(Extracts from a graphics dataset)
********

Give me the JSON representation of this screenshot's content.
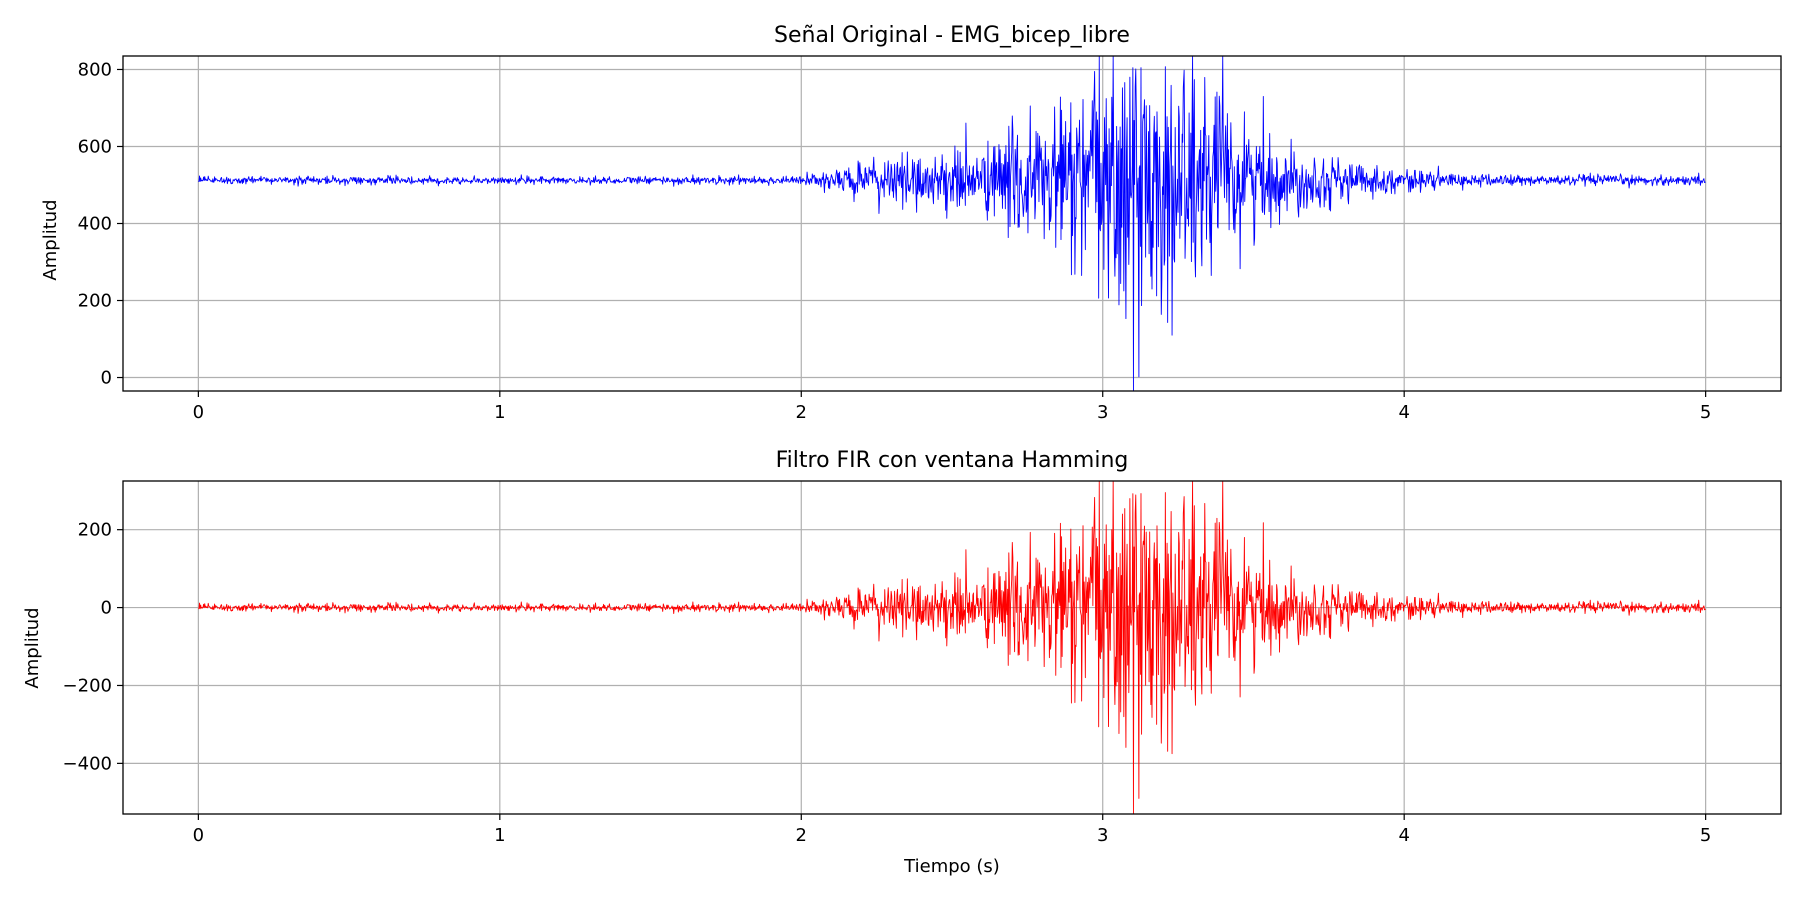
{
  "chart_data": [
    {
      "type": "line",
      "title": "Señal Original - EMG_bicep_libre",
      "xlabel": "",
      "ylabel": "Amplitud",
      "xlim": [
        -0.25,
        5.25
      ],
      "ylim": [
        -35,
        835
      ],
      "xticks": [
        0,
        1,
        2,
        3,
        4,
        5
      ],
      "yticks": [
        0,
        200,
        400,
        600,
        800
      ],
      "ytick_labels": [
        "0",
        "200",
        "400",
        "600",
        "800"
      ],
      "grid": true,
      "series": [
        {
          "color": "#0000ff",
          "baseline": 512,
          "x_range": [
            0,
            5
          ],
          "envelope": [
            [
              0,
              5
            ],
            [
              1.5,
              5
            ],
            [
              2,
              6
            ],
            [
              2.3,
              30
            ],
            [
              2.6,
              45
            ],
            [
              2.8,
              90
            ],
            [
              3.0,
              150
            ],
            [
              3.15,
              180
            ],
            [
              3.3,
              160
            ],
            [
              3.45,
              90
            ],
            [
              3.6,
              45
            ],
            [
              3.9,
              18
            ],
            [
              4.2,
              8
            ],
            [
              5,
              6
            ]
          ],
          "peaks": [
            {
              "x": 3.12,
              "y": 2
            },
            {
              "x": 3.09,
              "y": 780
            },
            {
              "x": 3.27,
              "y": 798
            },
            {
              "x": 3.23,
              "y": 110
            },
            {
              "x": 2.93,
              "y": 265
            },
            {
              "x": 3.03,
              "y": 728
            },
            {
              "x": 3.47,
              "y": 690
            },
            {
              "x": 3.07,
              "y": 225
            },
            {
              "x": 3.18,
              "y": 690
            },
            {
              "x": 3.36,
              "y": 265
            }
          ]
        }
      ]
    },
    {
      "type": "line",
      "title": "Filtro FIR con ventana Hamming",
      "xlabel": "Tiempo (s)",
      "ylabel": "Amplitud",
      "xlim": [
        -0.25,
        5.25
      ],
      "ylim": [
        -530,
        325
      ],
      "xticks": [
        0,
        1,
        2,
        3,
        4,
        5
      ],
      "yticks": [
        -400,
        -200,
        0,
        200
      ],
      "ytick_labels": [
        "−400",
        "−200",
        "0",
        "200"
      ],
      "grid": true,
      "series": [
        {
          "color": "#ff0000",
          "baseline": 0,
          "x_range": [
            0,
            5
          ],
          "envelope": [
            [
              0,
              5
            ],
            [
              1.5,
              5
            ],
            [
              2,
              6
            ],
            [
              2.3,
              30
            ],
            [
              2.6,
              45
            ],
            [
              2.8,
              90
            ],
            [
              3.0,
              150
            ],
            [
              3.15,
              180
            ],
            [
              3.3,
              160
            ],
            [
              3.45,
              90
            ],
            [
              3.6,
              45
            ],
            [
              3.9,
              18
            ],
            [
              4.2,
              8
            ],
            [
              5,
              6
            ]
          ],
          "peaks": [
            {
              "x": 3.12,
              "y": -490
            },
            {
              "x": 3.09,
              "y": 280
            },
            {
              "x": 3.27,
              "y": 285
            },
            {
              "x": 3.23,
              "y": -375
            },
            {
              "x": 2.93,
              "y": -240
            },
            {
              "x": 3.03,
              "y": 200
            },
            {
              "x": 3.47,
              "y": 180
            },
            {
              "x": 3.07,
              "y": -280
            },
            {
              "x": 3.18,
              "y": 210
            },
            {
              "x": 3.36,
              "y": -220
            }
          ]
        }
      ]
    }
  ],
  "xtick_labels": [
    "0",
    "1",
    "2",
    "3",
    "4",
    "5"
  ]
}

********

Return the listing above in full and without alteration, excluding its pictures.

Written solution ->
Give me the JSON representation of this screenshot's content.
{
  "chart_data": [
    {
      "type": "line",
      "title": "Señal Original - EMG_bicep_libre",
      "xlabel": "",
      "ylabel": "Amplitud",
      "xlim": [
        -0.25,
        5.25
      ],
      "ylim": [
        -35,
        835
      ],
      "xticks": [
        0,
        1,
        2,
        3,
        4,
        5
      ],
      "yticks": [
        0,
        200,
        400,
        600,
        800
      ],
      "ytick_labels": [
        "0",
        "200",
        "400",
        "600",
        "800"
      ],
      "grid": true,
      "series": [
        {
          "color": "#0000ff",
          "baseline": 512,
          "x_range": [
            0,
            5
          ],
          "envelope": [
            [
              0,
              5
            ],
            [
              1.5,
              5
            ],
            [
              2,
              6
            ],
            [
              2.3,
              30
            ],
            [
              2.6,
              45
            ],
            [
              2.8,
              90
            ],
            [
              3.0,
              150
            ],
            [
              3.15,
              180
            ],
            [
              3.3,
              160
            ],
            [
              3.45,
              90
            ],
            [
              3.6,
              45
            ],
            [
              3.9,
              18
            ],
            [
              4.2,
              8
            ],
            [
              5,
              6
            ]
          ],
          "peaks": [
            {
              "x": 3.12,
              "y": 2
            },
            {
              "x": 3.09,
              "y": 780
            },
            {
              "x": 3.27,
              "y": 798
            },
            {
              "x": 3.23,
              "y": 110
            },
            {
              "x": 2.93,
              "y": 265
            },
            {
              "x": 3.03,
              "y": 728
            },
            {
              "x": 3.47,
              "y": 690
            },
            {
              "x": 3.07,
              "y": 225
            },
            {
              "x": 3.18,
              "y": 690
            },
            {
              "x": 3.36,
              "y": 265
            }
          ]
        }
      ]
    },
    {
      "type": "line",
      "title": "Filtro FIR con ventana Hamming",
      "xlabel": "Tiempo (s)",
      "ylabel": "Amplitud",
      "xlim": [
        -0.25,
        5.25
      ],
      "ylim": [
        -530,
        325
      ],
      "xticks": [
        0,
        1,
        2,
        3,
        4,
        5
      ],
      "yticks": [
        -400,
        -200,
        0,
        200
      ],
      "ytick_labels": [
        "−400",
        "−200",
        "0",
        "200"
      ],
      "grid": true,
      "series": [
        {
          "color": "#ff0000",
          "baseline": 0,
          "x_range": [
            0,
            5
          ],
          "envelope": [
            [
              0,
              5
            ],
            [
              1.5,
              5
            ],
            [
              2,
              6
            ],
            [
              2.3,
              30
            ],
            [
              2.6,
              45
            ],
            [
              2.8,
              90
            ],
            [
              3.0,
              150
            ],
            [
              3.15,
              180
            ],
            [
              3.3,
              160
            ],
            [
              3.45,
              90
            ],
            [
              3.6,
              45
            ],
            [
              3.9,
              18
            ],
            [
              4.2,
              8
            ],
            [
              5,
              6
            ]
          ],
          "peaks": [
            {
              "x": 3.12,
              "y": -490
            },
            {
              "x": 3.09,
              "y": 280
            },
            {
              "x": 3.27,
              "y": 285
            },
            {
              "x": 3.23,
              "y": -375
            },
            {
              "x": 2.93,
              "y": -240
            },
            {
              "x": 3.03,
              "y": 200
            },
            {
              "x": 3.47,
              "y": 180
            },
            {
              "x": 3.07,
              "y": -280
            },
            {
              "x": 3.18,
              "y": 210
            },
            {
              "x": 3.36,
              "y": -220
            }
          ]
        }
      ]
    }
  ],
  "xtick_labels": [
    "0",
    "1",
    "2",
    "3",
    "4",
    "5"
  ]
}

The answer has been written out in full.